Aim
Quote the line containing "Output a JSON" and all lines that follow it in the listing below, exactly as written.

Dataset items
□ □ □ □ □
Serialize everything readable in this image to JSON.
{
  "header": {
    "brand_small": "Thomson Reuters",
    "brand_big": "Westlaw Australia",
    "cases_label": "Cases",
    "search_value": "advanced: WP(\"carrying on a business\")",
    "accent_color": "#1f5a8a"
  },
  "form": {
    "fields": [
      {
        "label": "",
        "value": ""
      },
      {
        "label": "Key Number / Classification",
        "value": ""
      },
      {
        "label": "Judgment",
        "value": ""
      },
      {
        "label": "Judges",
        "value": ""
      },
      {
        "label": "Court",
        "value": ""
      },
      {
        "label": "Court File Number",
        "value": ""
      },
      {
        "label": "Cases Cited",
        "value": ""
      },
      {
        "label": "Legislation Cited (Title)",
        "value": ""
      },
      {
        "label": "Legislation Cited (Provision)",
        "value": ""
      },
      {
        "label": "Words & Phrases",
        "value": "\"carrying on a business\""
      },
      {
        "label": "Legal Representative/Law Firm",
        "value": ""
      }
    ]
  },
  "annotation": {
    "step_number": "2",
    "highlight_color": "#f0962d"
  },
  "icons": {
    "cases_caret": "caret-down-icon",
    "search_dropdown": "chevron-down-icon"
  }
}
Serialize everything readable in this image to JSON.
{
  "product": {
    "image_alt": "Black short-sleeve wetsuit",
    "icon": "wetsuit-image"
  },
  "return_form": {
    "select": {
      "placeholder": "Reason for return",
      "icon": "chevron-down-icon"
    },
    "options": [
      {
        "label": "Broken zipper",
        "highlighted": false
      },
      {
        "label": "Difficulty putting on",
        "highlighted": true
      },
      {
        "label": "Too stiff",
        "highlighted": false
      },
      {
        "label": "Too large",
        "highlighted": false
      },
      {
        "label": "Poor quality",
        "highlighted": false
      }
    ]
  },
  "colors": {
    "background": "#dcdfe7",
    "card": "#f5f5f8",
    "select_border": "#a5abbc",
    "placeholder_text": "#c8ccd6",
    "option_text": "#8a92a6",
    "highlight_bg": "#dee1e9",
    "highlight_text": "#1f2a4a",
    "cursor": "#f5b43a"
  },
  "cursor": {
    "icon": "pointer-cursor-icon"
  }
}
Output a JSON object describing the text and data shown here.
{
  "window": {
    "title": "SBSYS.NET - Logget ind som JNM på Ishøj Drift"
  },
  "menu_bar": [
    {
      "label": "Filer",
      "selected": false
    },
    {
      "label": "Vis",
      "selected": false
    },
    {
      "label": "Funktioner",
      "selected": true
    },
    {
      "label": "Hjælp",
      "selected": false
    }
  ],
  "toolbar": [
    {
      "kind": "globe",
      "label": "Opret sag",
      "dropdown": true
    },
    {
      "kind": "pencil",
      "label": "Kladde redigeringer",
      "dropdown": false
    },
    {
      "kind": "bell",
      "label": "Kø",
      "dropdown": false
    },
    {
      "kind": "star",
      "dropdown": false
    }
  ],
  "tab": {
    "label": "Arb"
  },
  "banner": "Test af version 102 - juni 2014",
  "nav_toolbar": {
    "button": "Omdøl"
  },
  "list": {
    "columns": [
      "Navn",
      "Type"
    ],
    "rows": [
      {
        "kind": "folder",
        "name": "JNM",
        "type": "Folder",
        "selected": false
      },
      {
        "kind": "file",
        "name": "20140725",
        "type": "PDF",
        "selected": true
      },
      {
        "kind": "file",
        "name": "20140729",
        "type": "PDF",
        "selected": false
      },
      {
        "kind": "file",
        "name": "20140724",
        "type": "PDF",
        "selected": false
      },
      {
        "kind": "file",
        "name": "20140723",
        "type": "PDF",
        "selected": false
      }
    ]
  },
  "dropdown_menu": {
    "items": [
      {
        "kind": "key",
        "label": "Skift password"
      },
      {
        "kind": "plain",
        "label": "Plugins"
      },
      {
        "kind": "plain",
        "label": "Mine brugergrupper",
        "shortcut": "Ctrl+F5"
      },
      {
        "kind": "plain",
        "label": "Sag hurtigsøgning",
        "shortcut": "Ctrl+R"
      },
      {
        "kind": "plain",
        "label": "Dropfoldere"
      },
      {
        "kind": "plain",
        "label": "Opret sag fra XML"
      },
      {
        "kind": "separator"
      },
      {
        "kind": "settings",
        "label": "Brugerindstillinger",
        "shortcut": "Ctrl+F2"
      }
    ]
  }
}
□ □ □ □ □
Answer below
Output a JSON object describing the text and data shown here.
{
  "window": {
    "title": "SBSYS.NET - Logget ind som JNM på Ishøj Drift"
  },
  "menu_bar": [
    {
      "label": "Filer",
      "selected": false
    },
    {
      "label": "Vis",
      "selected": false
    },
    {
      "label": "Funktioner",
      "selected": true
    },
    {
      "label": "Hjælp",
      "selected": false
    }
  ],
  "toolbar": [
    {
      "kind": "globe",
      "label": "Opret sag",
      "dropdown": true
    },
    {
      "kind": "pencil",
      "label": "Kladde redigeringer",
      "dropdown": false
    },
    {
      "kind": "bell",
      "label": "Kø",
      "dropdown": false
    },
    {
      "kind": "star",
      "dropdown": false
    }
  ],
  "tab": {
    "label": "Arb"
  },
  "banner": "Test af version 102 - juni 2014",
  "nav_toolbar": {
    "button": "Omdøl"
  },
  "list": {
    "columns": [
      "Navn",
      "Type"
    ],
    "rows": [
      {
        "kind": "folder",
        "name": "JNM",
        "type": "Folder",
        "selected": false
      },
      {
        "kind": "file",
        "name": "20140725",
        "type": "PDF",
        "selected": true
      },
      {
        "kind": "file",
        "name": "20140729",
        "type": "PDF",
        "selected": false
      },
      {
        "kind": "file",
        "name": "20140724",
        "type": "PDF",
        "selected": false
      },
      {
        "kind": "file",
        "name": "20140723",
        "type": "PDF",
        "selected": false
      }
    ]
  },
  "dropdown_menu": {
    "items": [
      {
        "kind": "key",
        "label": "Skift password"
      },
      {
        "kind": "plain",
        "label": "Plugins"
      },
      {
        "kind": "plain",
        "label": "Mine brugergrupper",
        "shortcut": "Ctrl+F5"
      },
      {
        "kind": "plain",
        "label": "Sag hurtigsøgning",
        "shortcut": "Ctrl+R"
      },
      {
        "kind": "plain",
        "label": "Dropfoldere"
      },
      {
        "kind": "plain",
        "label": "Opret sag fra XML"
      },
      {
        "kind": "separator"
      },
      {
        "kind": "settings",
        "label": "Brugerindstillinger",
        "shortcut": "Ctrl+F2"
      }
    ]
  }
}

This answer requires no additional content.